Excerpts from a figure dataset:
========

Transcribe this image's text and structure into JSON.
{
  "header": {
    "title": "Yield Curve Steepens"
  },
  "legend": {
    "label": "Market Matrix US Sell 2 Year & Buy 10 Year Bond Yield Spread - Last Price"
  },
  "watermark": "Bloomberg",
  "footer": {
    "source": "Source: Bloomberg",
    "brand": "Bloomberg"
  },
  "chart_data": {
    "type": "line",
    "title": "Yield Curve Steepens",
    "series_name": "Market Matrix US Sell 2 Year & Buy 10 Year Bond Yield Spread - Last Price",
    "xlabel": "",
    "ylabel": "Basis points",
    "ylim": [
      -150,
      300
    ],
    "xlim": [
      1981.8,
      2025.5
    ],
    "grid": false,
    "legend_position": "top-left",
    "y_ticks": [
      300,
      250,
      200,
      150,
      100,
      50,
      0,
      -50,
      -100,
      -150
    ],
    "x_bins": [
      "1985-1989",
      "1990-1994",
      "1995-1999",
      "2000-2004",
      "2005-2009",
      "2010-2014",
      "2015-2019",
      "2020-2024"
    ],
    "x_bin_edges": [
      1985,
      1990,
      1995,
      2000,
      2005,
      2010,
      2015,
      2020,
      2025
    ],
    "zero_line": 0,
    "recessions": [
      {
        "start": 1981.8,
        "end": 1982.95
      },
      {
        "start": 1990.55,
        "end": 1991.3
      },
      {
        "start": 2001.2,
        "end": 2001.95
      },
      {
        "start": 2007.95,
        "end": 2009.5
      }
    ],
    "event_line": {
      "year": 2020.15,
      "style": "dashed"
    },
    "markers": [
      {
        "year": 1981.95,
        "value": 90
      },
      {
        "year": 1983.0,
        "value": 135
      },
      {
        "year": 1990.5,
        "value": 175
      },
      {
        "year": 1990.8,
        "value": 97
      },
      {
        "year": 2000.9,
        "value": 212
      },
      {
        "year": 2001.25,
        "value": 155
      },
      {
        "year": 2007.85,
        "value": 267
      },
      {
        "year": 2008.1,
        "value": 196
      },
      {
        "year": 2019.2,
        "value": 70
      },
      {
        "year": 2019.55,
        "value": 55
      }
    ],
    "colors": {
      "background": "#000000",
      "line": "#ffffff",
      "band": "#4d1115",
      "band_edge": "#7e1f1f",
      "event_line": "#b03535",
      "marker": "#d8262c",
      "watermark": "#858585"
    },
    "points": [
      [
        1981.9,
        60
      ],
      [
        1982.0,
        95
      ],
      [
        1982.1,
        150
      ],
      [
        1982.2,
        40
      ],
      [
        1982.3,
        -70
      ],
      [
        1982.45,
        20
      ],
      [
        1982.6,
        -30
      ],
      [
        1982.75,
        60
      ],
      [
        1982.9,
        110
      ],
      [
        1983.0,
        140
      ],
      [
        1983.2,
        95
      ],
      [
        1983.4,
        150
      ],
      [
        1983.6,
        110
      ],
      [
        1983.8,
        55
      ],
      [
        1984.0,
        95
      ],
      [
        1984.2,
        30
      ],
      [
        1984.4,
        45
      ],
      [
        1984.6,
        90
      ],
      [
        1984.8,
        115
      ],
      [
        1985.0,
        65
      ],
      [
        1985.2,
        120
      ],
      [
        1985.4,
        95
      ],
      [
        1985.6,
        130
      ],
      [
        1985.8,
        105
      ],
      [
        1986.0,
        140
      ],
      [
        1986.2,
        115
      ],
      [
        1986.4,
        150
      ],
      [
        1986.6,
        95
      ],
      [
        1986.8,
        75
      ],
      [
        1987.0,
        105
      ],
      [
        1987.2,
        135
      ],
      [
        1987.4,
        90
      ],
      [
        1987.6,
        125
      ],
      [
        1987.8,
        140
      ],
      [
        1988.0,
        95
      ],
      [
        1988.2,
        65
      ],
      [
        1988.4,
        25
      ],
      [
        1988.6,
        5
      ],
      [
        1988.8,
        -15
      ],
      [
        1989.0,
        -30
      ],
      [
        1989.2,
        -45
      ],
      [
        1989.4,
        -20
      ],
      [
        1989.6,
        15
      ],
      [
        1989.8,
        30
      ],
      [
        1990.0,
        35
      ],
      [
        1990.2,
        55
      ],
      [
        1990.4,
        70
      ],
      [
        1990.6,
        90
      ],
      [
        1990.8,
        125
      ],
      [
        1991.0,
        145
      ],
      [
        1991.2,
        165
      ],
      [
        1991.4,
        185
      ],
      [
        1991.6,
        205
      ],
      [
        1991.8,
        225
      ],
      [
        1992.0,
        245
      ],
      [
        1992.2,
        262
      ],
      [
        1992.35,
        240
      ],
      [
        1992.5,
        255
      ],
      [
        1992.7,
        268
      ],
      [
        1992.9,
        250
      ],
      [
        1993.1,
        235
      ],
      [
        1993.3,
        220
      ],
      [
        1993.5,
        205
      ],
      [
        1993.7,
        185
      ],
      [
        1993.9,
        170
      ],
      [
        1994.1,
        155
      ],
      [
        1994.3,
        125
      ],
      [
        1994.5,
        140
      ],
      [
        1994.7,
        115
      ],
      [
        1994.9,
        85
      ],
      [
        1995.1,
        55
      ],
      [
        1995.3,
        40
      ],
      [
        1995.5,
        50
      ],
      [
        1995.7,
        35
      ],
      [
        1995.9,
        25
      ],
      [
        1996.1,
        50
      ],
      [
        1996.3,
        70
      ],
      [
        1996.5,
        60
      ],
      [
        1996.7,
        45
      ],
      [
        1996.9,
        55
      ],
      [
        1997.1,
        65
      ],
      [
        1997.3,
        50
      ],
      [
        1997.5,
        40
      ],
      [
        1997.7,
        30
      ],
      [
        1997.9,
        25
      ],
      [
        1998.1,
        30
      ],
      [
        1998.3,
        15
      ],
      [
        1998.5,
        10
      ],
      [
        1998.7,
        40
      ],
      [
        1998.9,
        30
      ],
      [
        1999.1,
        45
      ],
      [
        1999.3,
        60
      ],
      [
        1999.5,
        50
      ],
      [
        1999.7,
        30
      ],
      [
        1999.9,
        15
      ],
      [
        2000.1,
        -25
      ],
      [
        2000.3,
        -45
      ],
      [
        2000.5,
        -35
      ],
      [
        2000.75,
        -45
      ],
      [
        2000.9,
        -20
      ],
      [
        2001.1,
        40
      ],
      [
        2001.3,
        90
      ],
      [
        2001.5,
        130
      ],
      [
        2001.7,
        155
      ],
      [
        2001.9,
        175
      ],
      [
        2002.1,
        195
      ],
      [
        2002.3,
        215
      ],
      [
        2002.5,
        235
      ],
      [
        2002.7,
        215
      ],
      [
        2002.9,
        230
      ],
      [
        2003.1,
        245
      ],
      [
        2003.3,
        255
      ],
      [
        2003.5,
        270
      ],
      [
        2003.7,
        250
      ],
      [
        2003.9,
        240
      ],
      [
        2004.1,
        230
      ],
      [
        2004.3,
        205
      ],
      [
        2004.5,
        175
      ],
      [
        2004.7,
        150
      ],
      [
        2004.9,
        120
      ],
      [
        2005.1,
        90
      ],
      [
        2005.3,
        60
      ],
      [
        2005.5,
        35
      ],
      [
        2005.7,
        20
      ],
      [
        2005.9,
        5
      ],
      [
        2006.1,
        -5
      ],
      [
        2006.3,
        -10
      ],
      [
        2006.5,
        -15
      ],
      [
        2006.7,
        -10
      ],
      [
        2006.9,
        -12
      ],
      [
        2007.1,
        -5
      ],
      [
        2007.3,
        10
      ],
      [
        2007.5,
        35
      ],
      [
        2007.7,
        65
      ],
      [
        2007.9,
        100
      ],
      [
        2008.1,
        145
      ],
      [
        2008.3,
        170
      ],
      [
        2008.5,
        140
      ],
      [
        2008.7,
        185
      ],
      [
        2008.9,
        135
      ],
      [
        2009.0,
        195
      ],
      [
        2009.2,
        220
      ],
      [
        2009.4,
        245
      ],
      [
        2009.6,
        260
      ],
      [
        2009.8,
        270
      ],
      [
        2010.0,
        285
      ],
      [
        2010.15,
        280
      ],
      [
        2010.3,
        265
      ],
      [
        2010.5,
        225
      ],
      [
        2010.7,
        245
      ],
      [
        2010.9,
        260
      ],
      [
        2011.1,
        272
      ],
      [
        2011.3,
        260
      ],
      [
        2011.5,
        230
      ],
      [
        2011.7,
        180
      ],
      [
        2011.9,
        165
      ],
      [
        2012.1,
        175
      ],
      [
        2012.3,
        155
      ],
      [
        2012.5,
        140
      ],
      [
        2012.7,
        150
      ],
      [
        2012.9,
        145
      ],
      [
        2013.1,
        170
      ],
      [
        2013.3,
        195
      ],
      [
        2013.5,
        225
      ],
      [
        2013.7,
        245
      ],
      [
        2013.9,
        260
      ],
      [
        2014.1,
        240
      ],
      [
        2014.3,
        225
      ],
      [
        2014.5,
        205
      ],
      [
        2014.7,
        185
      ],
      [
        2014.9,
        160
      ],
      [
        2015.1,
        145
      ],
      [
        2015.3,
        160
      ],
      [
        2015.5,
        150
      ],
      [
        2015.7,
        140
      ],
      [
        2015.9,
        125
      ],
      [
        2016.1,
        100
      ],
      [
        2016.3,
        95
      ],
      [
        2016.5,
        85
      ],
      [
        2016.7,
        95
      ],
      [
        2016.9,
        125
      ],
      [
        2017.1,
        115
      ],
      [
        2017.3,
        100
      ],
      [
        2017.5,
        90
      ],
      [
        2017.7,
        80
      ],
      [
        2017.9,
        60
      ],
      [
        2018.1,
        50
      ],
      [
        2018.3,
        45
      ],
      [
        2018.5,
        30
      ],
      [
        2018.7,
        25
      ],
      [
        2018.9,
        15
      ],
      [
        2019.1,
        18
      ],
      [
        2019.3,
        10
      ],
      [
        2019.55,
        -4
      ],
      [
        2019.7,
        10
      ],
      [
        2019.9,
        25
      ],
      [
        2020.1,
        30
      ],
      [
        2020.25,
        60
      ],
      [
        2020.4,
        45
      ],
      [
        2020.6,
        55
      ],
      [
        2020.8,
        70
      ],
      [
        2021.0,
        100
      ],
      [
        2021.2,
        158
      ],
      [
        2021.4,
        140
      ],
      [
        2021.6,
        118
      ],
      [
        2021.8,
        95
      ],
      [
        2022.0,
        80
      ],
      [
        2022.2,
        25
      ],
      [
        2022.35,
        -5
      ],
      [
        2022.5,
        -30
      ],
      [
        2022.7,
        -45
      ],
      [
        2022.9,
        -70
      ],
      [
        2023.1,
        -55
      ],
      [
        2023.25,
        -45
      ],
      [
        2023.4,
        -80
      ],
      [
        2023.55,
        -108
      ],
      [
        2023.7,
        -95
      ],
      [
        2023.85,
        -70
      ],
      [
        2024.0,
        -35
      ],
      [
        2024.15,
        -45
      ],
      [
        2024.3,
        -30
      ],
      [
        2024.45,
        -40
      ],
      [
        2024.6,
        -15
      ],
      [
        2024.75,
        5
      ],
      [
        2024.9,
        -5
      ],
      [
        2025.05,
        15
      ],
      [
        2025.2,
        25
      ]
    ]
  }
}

========

* Aim *
Look through the entries above and list every line containing "Spread".

* Full solution *
    "label": "Market Matrix US Sell 2 Year & Buy 10 Year Bond Yield Spread - Last Price"
    "series_name": "Market Matrix US Sell 2 Year & Buy 10 Year Bond Yield Spread - Last Price",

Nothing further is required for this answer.